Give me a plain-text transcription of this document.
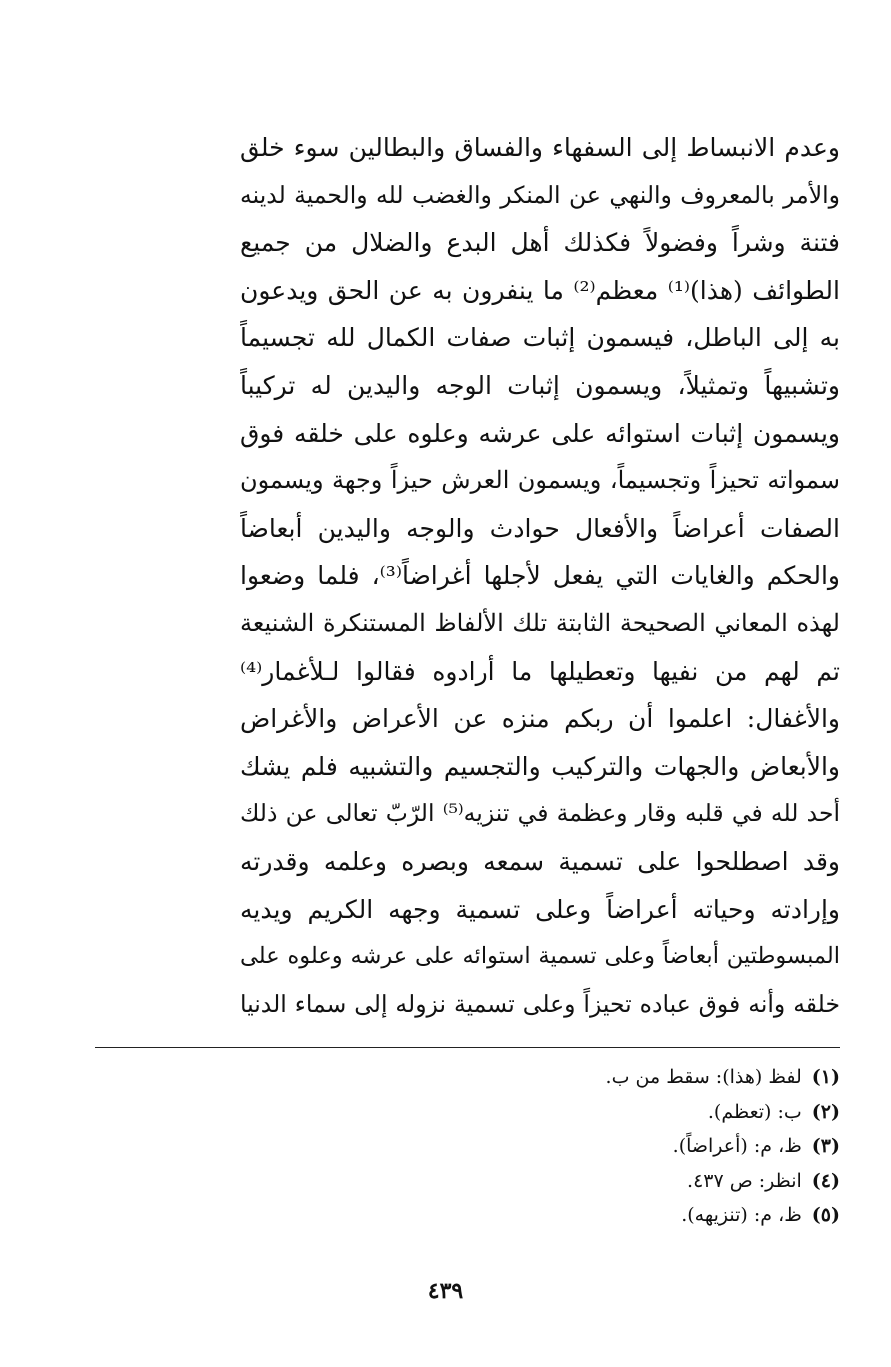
وعدم الانبساط إلى السفهاء والفساق والبطالين سوء خلق
والأمر بالمعروف والنهي عن المنكر والغضب لله والحمية لدينه
فتنة وشراً وفضولاً فكذلك أهل البدع والضلال من جميع
الطوائف (هذا)⁽¹⁾ معظم⁽²⁾ ما ينفرون به عن الحق ويدعون
به إلى الباطل، فيسمون إثبات صفات الكمال لله تجسيماً
وتشبيهاً وتمثيلاً، ويسمون إثبات الوجه واليدين له تركيباً
ويسمون إثبات استوائه على عرشه وعلوه على خلقه فوق
سمواته تحيزاً وتجسيماً، ويسمون العرش حيزاً وجهة ويسمون
الصفات أعراضاً والأفعال حوادث والوجه واليدين أبعاضاً
والحكم والغايات التي يفعل لأجلها أغراضاً⁽³⁾، فلما وضعوا
لهذه المعاني الصحيحة الثابتة تلك الألفاظ المستنكرة الشنيعة
تم لهم من نفيها وتعطيلها ما أرادوه فقالوا لـلأغمار⁽⁴⁾
والأغفال: اعلموا أن ربكم منزه عن الأعراض والأغراض
والأبعاض والجهات والتركيب والتجسيم والتشبيه فلم يشك
أحد لله في قلبه وقار وعظمة في تنزيه⁽⁵⁾ الرّبّ تعالى عن ذلك
وقد اصطلحوا على تسمية سمعه وبصره وعلمه وقدرته
وإرادته وحياته أعراضاً وعلى تسمية وجهه الكريم ويديه
المبسوطتين أبعاضاً وعلى تسمية استوائه على عرشه وعلوه على
خلقه وأنه فوق عباده تحيزاً وعلى تسمية نزوله إلى سماء الدنيا
(١)لفظ (هذا): سقط من ب.
(٢)ب: (تعظم).
(٣)ظ، م: (أعراضاً).
(٤)انظر: ص ٤٣٧.
(٥)ظ، م: (تنزيهه).
٤٣٩
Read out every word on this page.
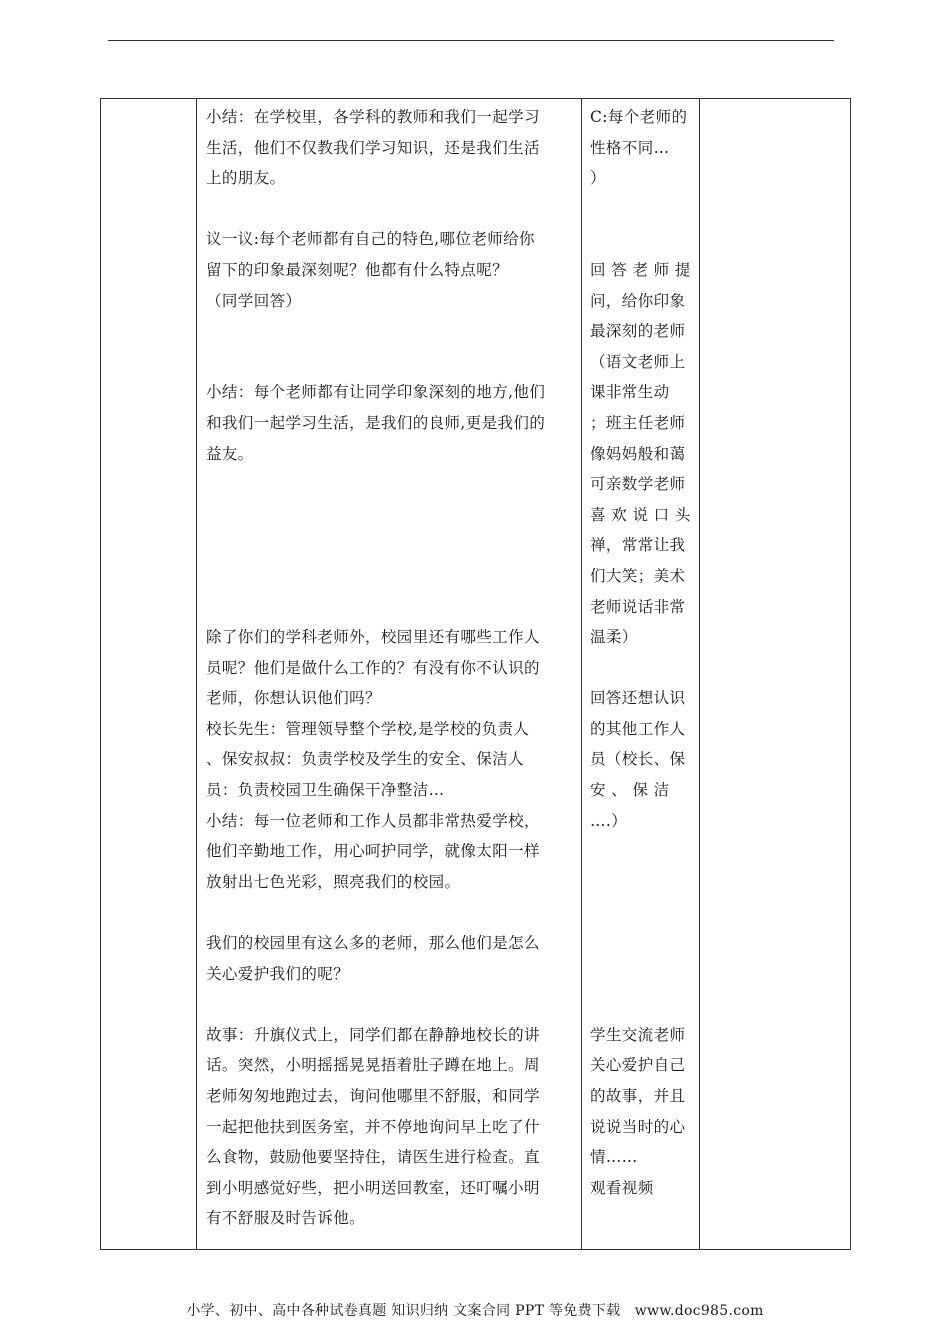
小结：在学校里，各学科的教师和我们一起学习
生活，他们不仅教我们学习知识，还是我们生活
上的朋友。

议一议:每个老师都有自己的特色,哪位老师给你
留下的印象最深刻呢？他都有什么特点呢？
（同学回答）

小结：每个老师都有让同学印象深刻的地方,他们
和我们一起学习生活，是我们的良师,更是我们的
益友。

除了你们的学科老师外，校园里还有哪些工作人
员呢？他们是做什么工作的？有没有你不认识的
老师，你想认识他们吗？
校长先生：管理领导整个学校,是学校的负责人
、保安叔叔：负责学校及学生的安全、保洁人
员：负责校园卫生确保干净整洁…
小结：每一位老师和工作人员都非常热爱学校，
他们辛勤地工作，用心呵护同学，就像太阳一样
放射出七色光彩，照亮我们的校园。

我们的校园里有这么多的老师，那么他们是怎么
关心爱护我们的呢？

故事：升旗仪式上，同学们都在静静地校长的讲
话。突然，小明摇摇晃晃捂着肚子蹲在地上。周
老师匆匆地跑过去，询问他哪里不舒服，和同学
一起把他扶到医务室，并不停地询问早上吃了什
么食物，鼓励他要坚持住，请医生进行检查。直
到小明感觉好些，把小明送回教室，还叮嘱小明
有不舒服及时告诉他。
C:每个老师的
性格不同…
）

回 答 老 师 提
问，给你印象
最深刻的老师
（语文老师上
课非常生动
；班主任老师
像妈妈般和蔼
可亲数学老师
喜 欢 说 口 头
禅，常常让我
们大笑；美术
老师说话非常
温柔）

回答还想认识
的其他工作人
员（校长、保
安 、 保 洁
….）

学生交流老师
关心爱护自己
的故事，并且
说说当时的心
情……
观看视频
小学、初中、高中各种试卷真题 知识归纳 文案合同 PPT 等免费下载   www.doc985.com
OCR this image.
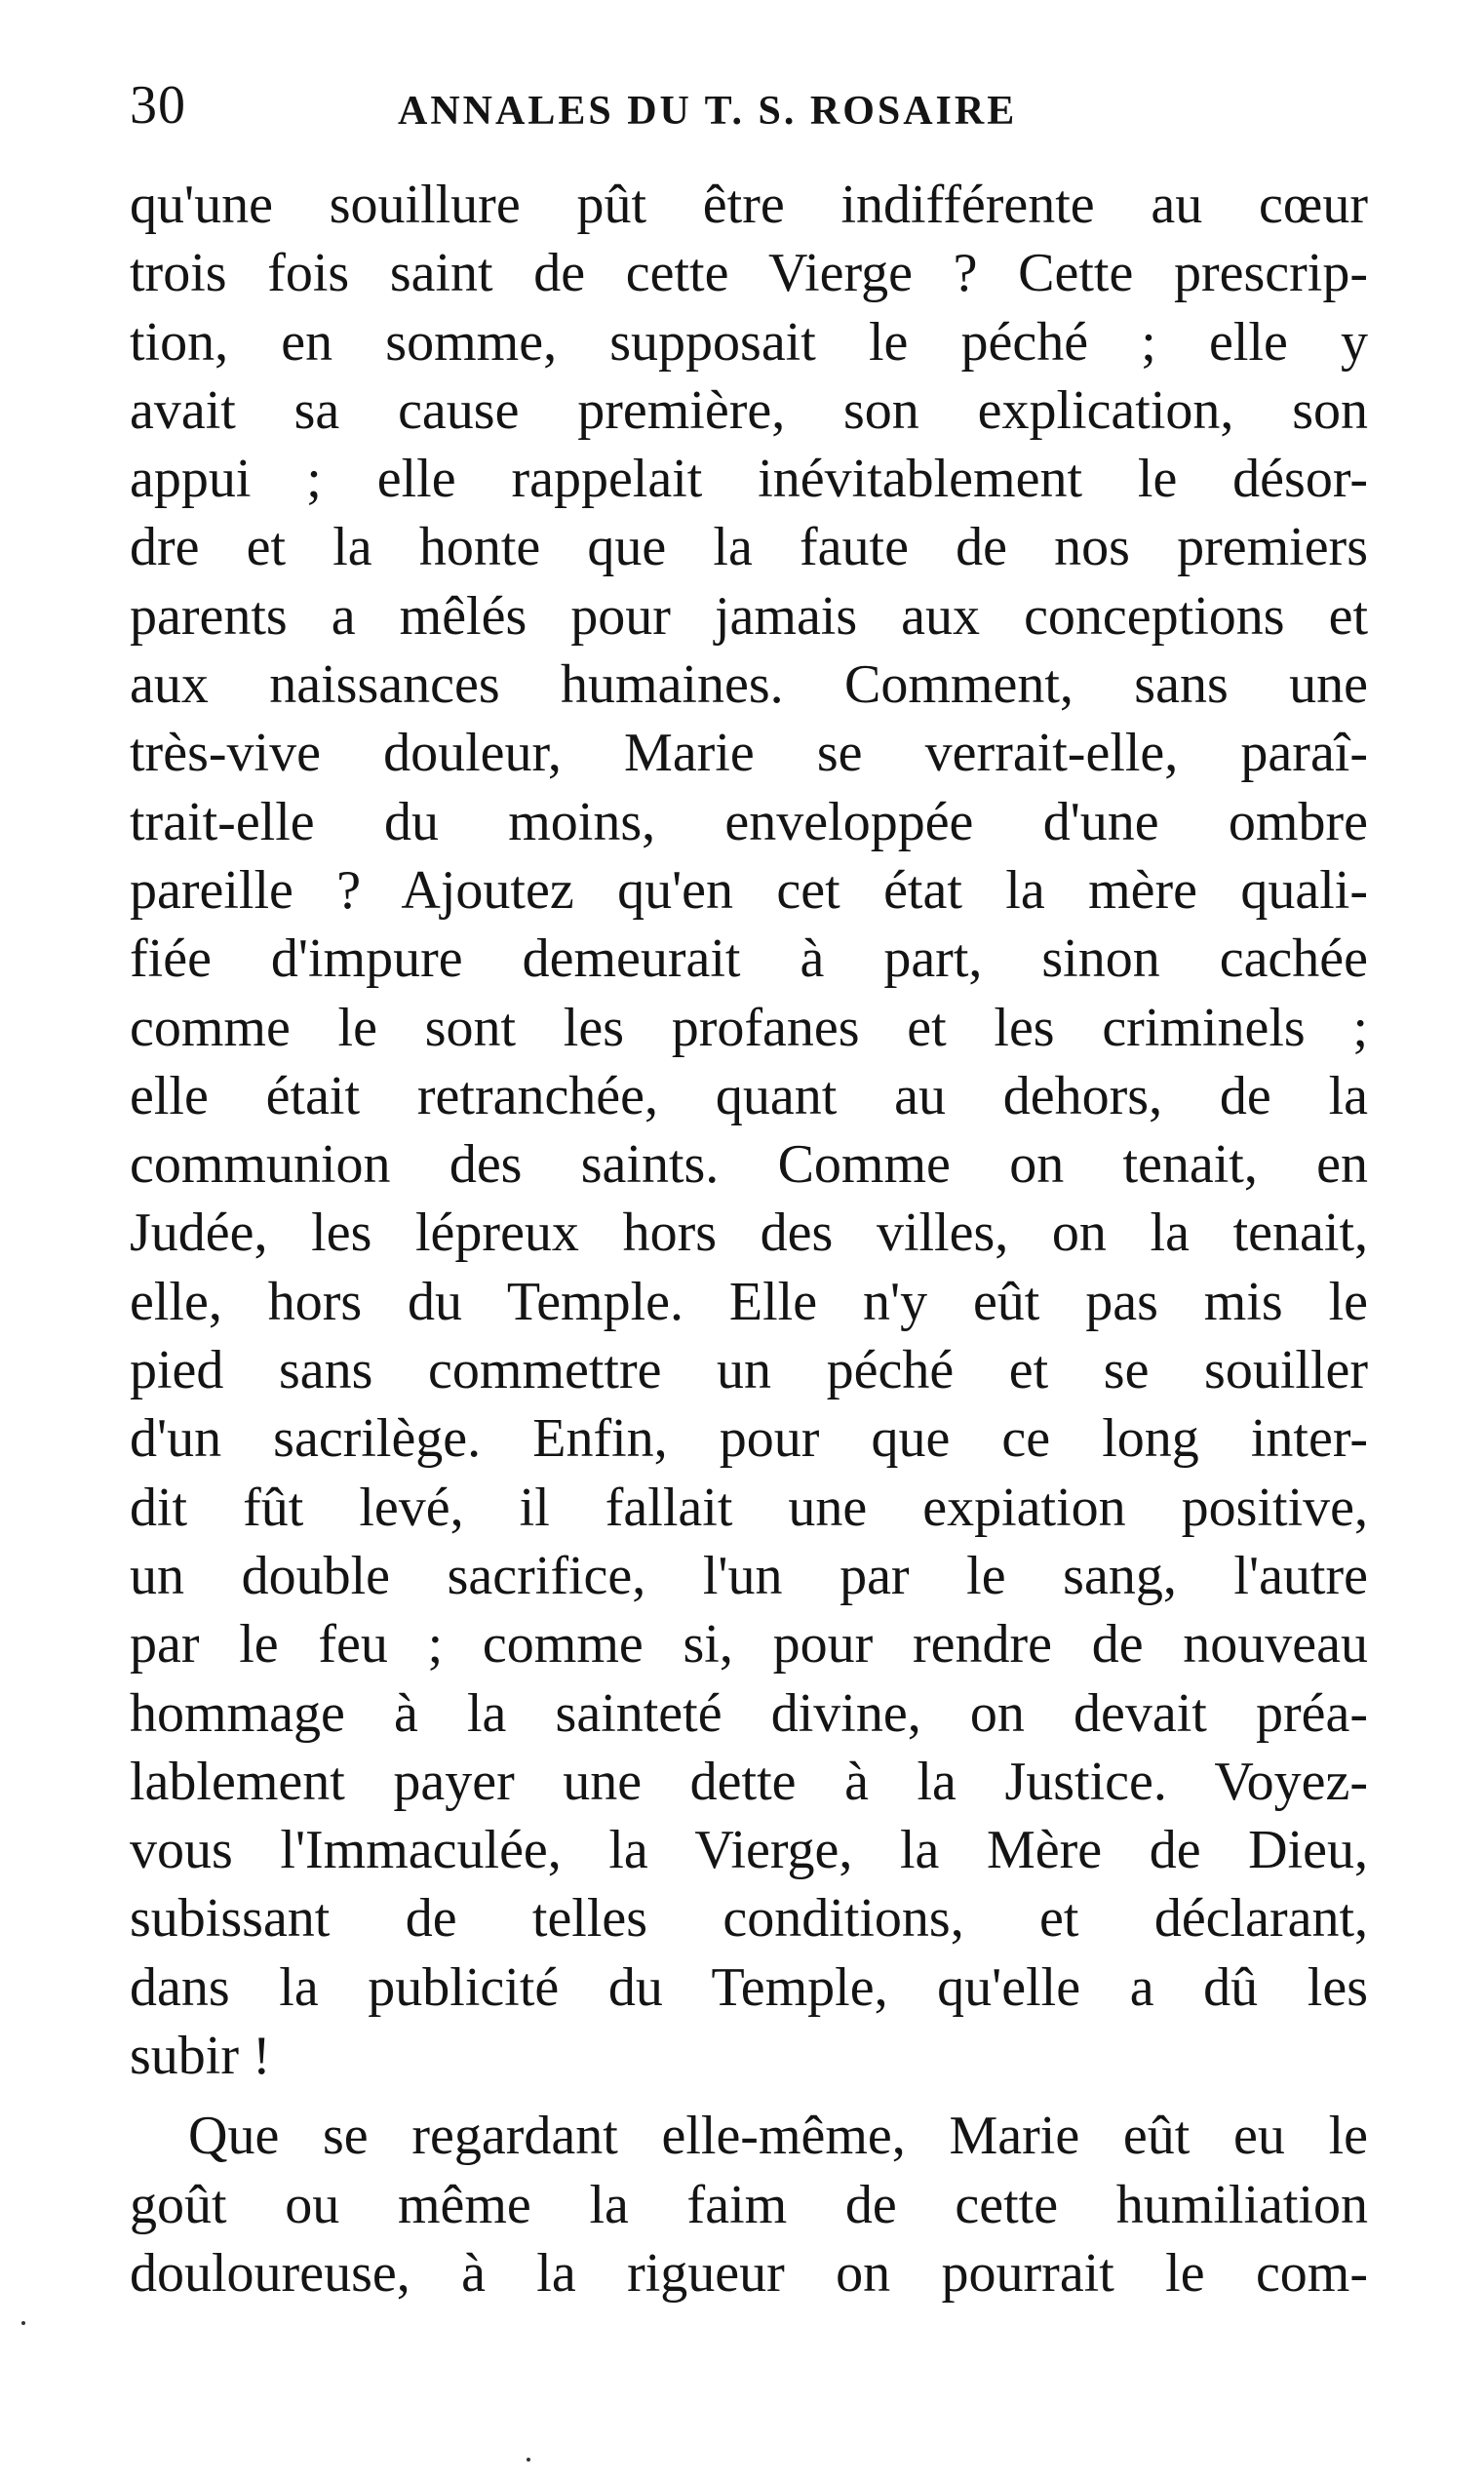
30	ANNALES DU T. S. ROSAIRE
qu'une souillure pût être indifférente au cœur
trois fois saint de cette Vierge ? Cette prescrip-
tion, en somme, supposait le péché ; elle y
avait sa cause première, son explication, son
appui ; elle rappelait inévitablement le désor-
dre et la honte que la faute de nos premiers
parents a mêlés pour jamais aux conceptions et
aux naissances humaines. Comment, sans une
très-vive douleur, Marie se verrait-elle, paraî-
trait-elle du moins, enveloppée d'une ombre
pareille ? Ajoutez qu'en cet état la mère quali-
fiée d'impure demeurait à part, sinon cachée
comme le sont les profanes et les criminels ;
elle était retranchée, quant au dehors, de la
communion des saints. Comme on tenait, en
Judée, les lépreux hors des villes, on la tenait,
elle, hors du Temple. Elle n'y eût pas mis le
pied sans commettre un péché et se souiller
d'un sacrilège. Enfin, pour que ce long inter-
dit fût levé, il fallait une expiation positive,
un double sacrifice, l'un par le sang, l'autre
par le feu ; comme si, pour rendre de nouveau
hommage à la sainteté divine, on devait préa-
lablement payer une dette à la Justice. Voyez-
vous l'Immaculée, la Vierge, la Mère de Dieu,
subissant de telles conditions, et déclarant,
dans la publicité du Temple, qu'elle a dû les
subir !
Que se regardant elle-même, Marie eût eu le
goût ou même la faim de cette humiliation
douloureuse, à la rigueur on pourrait le com-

━━━━━━━━━━━━━━━━

Using the records above, retype everything exactly except the pictures.

Give me a plain-text transcription of this document.
وعدم الانبساط إلى السفهاء والفساق والبطالين سوء خلق
والأمر بالمعروف والنهي عن المنكر والغضب لله والحمية لدينه
فتنة وشراً وفضولاً فكذلك أهل البدع والضلال من جميع
الطوائف (هذا)⁽¹⁾ معظم⁽²⁾ ما ينفرون به عن الحق ويدعون
به إلى الباطل، فيسمون إثبات صفات الكمال لله تجسيماً
وتشبيهاً وتمثيلاً، ويسمون إثبات الوجه واليدين له تركيباً
ويسمون إثبات استوائه على عرشه وعلوه على خلقه فوق
سمواته تحيزاً وتجسيماً، ويسمون العرش حيزاً وجهة ويسمون
الصفات أعراضاً والأفعال حوادث والوجه واليدين أبعاضاً
والحكم والغايات التي يفعل لأجلها أغراضاً⁽³⁾، فلما وضعوا
لهذه المعاني الصحيحة الثابتة تلك الألفاظ المستنكرة الشنيعة
تم لهم من نفيها وتعطيلها ما أرادوه فقالوا لـلأغمار⁽⁴⁾
والأغفال: اعلموا أن ربكم منزه عن الأعراض والأغراض
والأبعاض والجهات والتركيب والتجسيم والتشبيه فلم يشك
أحد لله في قلبه وقار وعظمة في تنزيه⁽⁵⁾ الرّبّ تعالى عن ذلك
وقد اصطلحوا على تسمية سمعه وبصره وعلمه وقدرته
وإرادته وحياته أعراضاً وعلى تسمية وجهه الكريم ويديه
المبسوطتين أبعاضاً وعلى تسمية استوائه على عرشه وعلوه على
خلقه وأنه فوق عباده تحيزاً وعلى تسمية نزوله إلى سماء الدنيا
(١)لفظ (هذا): سقط من ب.
(٢)ب: (تعظم).
(٣)ظ، م: (أعراضاً).
(٤)انظر: ص ٤٣٧.
(٥)ظ، م: (تنزيهه).
٤٣٩
Read out every word on this page.
小结：在学校里，各学科的教师和我们一起学习
生活，他们不仅教我们学习知识，还是我们生活
上的朋友。

议一议:每个老师都有自己的特色,哪位老师给你
留下的印象最深刻呢？他都有什么特点呢？
（同学回答）

小结：每个老师都有让同学印象深刻的地方,他们
和我们一起学习生活，是我们的良师,更是我们的
益友。

除了你们的学科老师外，校园里还有哪些工作人
员呢？他们是做什么工作的？有没有你不认识的
老师，你想认识他们吗？
校长先生：管理领导整个学校,是学校的负责人
、保安叔叔：负责学校及学生的安全、保洁人
员：负责校园卫生确保干净整洁…
小结：每一位老师和工作人员都非常热爱学校，
他们辛勤地工作，用心呵护同学，就像太阳一样
放射出七色光彩，照亮我们的校园。

我们的校园里有这么多的老师，那么他们是怎么
关心爱护我们的呢？

故事：升旗仪式上，同学们都在静静地校长的讲
话。突然，小明摇摇晃晃捂着肚子蹲在地上。周
老师匆匆地跑过去，询问他哪里不舒服，和同学
一起把他扶到医务室，并不停地询问早上吃了什
么食物，鼓励他要坚持住，请医生进行检查。直
到小明感觉好些，把小明送回教室，还叮嘱小明
有不舒服及时告诉他。
C:每个老师的
性格不同…
）

回 答 老 师 提
问，给你印象
最深刻的老师
（语文老师上
课非常生动
；班主任老师
像妈妈般和蔼
可亲数学老师
喜 欢 说 口 头
禅，常常让我
们大笑；美术
老师说话非常
温柔）

回答还想认识
的其他工作人
员（校长、保
安 、 保 洁
….）

学生交流老师
关心爱护自己
的故事，并且
说说当时的心
情……
观看视频
小学、初中、高中各种试卷真题 知识归纳 文案合同 PPT 等免费下载   www.doc985.com
OCR this image.
30	ANNALES DU T. S. ROSAIRE
qu'une souillure pût être indifférente au cœur
trois fois saint de cette Vierge ? Cette prescrip-
tion, en somme, supposait le péché ; elle y
avait sa cause première, son explication, son
appui ; elle rappelait inévitablement le désor-
dre et la honte que la faute de nos premiers
parents a mêlés pour jamais aux conceptions et
aux naissances humaines. Comment, sans une
très-vive douleur, Marie se verrait-elle, paraî-
trait-elle du moins, enveloppée d'une ombre
pareille ? Ajoutez qu'en cet état la mère quali-
fiée d'impure demeurait à part, sinon cachée
comme le sont les profanes et les criminels ;
elle était retranchée, quant au dehors, de la
communion des saints. Comme on tenait, en
Judée, les lépreux hors des villes, on la tenait,
elle, hors du Temple. Elle n'y eût pas mis le
pied sans commettre un péché et se souiller
d'un sacrilège. Enfin, pour que ce long inter-
dit fût levé, il fallait une expiation positive,
un double sacrifice, l'un par le sang, l'autre
par le feu ; comme si, pour rendre de nouveau
hommage à la sainteté divine, on devait préa-
lablement payer une dette à la Justice. Voyez-
vous l'Immaculée, la Vierge, la Mère de Dieu,
subissant de telles conditions, et déclarant,
dans la publicité du Temple, qu'elle a dû les
subir !
Que se regardant elle-même, Marie eût eu le
goût ou même la faim de cette humiliation
douloureuse, à la rigueur on pourrait le com-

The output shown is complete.